**** PROVIDED RECORDS ****

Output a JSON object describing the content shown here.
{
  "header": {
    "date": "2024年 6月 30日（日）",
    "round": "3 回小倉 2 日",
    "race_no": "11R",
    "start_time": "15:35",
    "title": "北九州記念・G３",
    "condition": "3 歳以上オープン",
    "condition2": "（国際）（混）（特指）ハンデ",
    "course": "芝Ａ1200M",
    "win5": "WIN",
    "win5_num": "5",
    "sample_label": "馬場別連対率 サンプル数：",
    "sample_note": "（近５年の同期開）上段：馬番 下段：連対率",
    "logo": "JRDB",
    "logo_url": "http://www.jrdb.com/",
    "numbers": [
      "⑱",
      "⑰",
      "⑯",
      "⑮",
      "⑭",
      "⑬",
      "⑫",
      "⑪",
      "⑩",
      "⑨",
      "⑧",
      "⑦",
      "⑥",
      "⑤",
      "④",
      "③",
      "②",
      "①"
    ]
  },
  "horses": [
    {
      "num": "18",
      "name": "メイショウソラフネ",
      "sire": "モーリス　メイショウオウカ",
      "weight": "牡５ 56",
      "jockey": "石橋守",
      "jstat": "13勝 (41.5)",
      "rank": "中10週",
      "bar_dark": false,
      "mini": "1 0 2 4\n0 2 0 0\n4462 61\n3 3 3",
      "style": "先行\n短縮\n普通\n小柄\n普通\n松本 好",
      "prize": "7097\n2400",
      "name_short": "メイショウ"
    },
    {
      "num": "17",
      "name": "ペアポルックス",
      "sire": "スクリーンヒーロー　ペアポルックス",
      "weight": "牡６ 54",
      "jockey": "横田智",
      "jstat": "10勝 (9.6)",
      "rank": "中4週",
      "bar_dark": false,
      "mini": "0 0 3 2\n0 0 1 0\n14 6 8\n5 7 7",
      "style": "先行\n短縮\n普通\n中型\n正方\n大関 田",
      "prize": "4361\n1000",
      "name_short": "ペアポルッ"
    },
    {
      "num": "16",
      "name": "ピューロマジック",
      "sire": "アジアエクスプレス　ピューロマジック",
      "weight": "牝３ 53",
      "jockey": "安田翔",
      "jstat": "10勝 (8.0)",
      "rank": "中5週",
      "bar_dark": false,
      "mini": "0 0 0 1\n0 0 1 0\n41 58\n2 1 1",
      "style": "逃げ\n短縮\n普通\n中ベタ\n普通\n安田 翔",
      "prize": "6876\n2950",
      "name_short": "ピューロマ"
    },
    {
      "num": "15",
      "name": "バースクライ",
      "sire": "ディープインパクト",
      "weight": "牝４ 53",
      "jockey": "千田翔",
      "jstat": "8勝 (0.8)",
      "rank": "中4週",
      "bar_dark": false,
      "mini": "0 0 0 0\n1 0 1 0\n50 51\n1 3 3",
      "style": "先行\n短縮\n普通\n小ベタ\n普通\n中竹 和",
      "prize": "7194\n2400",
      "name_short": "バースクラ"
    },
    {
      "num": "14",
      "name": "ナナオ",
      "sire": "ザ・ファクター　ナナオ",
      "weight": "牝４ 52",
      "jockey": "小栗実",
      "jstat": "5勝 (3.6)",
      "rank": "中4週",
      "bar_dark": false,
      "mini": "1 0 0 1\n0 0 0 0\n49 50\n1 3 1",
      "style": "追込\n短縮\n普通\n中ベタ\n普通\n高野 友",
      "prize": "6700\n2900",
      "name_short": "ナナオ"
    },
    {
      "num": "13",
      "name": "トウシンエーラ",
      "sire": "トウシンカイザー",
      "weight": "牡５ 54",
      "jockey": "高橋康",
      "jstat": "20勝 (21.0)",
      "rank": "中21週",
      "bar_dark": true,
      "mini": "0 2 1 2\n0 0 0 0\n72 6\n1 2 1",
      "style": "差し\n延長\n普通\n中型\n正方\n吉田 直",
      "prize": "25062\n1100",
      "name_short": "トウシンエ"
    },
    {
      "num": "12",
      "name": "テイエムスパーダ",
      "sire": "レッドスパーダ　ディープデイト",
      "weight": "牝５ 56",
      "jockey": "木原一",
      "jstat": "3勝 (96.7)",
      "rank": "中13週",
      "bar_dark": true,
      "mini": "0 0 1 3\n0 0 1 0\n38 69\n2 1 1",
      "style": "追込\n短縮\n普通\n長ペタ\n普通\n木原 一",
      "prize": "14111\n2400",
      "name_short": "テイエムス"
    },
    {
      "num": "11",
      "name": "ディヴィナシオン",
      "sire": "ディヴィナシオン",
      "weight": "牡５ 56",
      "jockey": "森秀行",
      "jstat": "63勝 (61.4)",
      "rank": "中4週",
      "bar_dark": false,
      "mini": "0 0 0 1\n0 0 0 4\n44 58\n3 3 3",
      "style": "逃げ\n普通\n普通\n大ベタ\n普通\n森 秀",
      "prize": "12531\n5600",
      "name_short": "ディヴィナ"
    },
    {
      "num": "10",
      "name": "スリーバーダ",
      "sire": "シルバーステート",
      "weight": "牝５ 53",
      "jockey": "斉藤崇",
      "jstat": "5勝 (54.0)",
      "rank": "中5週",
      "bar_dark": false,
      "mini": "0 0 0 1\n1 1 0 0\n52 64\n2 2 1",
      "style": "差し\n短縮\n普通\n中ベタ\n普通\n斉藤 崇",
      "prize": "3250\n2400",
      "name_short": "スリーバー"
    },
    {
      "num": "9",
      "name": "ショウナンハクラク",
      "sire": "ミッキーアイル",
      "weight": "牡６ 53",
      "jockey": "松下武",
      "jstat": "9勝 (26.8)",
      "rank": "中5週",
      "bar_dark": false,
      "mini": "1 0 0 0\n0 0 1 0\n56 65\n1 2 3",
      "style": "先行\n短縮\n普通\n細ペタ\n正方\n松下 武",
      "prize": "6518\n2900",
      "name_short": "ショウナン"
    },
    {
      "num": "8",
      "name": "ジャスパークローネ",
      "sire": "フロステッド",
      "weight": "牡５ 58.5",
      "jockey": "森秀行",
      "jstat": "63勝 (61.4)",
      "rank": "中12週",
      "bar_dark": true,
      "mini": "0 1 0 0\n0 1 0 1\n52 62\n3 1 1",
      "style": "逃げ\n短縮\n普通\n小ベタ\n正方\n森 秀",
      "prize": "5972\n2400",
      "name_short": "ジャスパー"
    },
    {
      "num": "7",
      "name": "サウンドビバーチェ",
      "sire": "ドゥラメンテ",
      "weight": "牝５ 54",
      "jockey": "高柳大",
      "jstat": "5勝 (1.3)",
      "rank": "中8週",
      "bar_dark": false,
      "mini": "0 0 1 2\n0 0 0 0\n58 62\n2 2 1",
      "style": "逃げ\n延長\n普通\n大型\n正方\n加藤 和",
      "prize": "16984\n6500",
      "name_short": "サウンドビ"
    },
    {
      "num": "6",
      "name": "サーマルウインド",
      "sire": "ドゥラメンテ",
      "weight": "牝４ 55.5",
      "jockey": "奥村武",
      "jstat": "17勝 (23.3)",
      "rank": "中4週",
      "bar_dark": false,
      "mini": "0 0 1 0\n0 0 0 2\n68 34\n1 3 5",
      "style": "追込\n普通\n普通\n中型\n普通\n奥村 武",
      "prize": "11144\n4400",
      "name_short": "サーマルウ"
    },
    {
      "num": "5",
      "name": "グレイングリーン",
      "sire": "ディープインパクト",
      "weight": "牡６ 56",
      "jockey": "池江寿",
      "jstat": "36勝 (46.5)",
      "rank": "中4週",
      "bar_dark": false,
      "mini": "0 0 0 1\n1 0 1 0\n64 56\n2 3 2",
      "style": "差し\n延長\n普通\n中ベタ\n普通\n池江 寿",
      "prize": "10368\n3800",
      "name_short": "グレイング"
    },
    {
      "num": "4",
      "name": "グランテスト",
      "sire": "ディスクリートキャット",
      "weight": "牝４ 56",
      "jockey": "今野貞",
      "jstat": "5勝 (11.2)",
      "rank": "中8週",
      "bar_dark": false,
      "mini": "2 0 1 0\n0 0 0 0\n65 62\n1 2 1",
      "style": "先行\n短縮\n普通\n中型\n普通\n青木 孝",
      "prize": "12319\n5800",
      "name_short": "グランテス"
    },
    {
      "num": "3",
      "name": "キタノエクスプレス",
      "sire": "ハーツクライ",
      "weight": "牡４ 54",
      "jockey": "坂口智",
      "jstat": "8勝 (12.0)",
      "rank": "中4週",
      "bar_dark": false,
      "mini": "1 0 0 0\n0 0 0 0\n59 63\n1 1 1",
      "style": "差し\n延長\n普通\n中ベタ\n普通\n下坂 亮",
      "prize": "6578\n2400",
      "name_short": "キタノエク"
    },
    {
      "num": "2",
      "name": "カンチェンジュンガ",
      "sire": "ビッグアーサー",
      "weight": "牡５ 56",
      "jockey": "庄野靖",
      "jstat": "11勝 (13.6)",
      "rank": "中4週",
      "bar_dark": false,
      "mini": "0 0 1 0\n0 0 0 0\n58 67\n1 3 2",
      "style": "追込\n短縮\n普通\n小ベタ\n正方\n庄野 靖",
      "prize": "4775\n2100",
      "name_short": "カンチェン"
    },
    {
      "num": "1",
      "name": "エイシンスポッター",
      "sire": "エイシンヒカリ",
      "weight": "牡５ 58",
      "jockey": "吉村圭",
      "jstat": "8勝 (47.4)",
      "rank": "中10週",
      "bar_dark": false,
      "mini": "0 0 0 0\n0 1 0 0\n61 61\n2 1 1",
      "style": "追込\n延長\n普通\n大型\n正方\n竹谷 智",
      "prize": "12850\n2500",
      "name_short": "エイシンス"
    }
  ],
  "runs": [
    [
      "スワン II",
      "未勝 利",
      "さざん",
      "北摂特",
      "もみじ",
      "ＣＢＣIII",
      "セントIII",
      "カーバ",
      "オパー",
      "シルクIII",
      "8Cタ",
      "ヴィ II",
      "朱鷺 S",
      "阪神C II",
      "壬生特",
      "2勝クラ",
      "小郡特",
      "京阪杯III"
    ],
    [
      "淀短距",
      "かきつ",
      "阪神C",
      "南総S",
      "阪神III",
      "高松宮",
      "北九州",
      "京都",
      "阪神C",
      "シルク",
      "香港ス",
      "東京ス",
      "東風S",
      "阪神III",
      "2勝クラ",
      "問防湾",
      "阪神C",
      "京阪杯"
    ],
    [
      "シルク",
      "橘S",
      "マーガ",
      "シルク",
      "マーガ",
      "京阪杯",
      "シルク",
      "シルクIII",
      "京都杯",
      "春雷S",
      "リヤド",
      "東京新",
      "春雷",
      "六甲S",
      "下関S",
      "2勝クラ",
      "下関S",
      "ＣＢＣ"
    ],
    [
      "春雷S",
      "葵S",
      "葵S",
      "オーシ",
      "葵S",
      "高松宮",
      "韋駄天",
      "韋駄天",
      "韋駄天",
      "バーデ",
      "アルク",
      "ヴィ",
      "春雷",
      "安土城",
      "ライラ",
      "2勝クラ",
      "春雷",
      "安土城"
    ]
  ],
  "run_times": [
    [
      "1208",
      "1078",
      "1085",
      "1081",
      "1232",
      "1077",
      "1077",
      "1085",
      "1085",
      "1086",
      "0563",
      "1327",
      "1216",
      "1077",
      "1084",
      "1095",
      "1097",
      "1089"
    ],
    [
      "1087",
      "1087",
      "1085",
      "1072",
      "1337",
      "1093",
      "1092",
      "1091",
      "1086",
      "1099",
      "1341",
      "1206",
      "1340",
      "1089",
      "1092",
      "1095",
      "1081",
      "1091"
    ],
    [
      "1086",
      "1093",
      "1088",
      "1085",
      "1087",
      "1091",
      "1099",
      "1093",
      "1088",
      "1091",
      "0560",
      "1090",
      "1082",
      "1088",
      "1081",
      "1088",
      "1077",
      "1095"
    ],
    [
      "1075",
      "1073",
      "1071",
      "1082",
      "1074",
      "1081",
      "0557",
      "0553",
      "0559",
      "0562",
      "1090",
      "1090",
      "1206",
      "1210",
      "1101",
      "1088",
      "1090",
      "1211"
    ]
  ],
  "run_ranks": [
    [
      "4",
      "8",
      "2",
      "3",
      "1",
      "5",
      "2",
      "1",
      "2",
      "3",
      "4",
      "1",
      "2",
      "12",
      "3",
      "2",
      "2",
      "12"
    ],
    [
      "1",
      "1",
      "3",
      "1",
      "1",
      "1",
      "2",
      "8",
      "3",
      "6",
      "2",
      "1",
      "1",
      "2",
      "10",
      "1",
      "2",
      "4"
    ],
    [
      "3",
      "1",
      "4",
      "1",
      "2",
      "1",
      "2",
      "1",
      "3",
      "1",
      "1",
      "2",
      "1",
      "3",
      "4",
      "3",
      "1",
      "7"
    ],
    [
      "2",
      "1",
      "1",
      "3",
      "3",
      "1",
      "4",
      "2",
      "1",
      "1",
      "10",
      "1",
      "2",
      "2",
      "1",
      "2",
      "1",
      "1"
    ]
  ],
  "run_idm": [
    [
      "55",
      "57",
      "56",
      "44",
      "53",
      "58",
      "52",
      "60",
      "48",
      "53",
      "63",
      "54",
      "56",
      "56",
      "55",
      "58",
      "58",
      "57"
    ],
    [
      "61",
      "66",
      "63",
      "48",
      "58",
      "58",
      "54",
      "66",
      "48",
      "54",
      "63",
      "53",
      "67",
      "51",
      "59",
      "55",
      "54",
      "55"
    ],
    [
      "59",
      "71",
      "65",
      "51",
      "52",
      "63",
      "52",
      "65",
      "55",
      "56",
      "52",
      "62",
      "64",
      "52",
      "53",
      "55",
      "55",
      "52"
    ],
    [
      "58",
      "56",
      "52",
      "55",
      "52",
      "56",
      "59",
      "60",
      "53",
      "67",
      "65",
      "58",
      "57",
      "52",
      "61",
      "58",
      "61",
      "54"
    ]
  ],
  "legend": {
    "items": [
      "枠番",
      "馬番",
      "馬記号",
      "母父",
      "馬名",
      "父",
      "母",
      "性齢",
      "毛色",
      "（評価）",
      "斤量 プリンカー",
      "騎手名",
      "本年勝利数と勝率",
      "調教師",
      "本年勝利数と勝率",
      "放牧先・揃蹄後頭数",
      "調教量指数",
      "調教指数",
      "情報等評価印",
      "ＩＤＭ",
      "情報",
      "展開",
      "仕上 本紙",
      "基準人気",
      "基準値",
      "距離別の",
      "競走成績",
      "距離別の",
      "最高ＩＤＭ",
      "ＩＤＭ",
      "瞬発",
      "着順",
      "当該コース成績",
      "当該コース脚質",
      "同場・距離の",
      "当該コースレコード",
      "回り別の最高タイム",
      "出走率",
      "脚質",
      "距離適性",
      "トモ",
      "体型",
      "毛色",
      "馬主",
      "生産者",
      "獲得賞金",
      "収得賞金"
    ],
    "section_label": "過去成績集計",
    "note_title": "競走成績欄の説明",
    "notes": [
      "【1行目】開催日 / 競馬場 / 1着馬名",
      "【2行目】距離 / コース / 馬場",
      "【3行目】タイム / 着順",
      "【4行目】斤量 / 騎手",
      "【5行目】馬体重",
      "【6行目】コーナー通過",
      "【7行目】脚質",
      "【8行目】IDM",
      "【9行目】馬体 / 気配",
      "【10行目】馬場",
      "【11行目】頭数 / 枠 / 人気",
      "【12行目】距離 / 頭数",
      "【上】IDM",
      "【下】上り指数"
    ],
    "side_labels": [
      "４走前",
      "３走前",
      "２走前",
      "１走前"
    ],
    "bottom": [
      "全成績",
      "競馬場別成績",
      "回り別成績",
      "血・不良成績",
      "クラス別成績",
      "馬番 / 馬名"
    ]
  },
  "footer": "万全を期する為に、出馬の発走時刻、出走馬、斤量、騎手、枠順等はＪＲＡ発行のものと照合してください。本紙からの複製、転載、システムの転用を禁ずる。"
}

****

PROMPT
List each line of the records that holds the string "n中ベタ".

RESPONSE TO THE TASK
      "style": "逃げ\n短縮\n普通\n中ベタ\n普通\n安田 翔",
      "style": "追込\n短縮\n普通\n中ベタ\n普通\n高野 友",
      "style": "差し\n短縮\n普通\n中ベタ\n普通\n斉藤 崇",
      "style": "差し\n延長\n普通\n中ベタ\n普通\n池江 寿",
      "style": "差し\n延長\n普通\n中ベタ\n普通\n下坂 亮",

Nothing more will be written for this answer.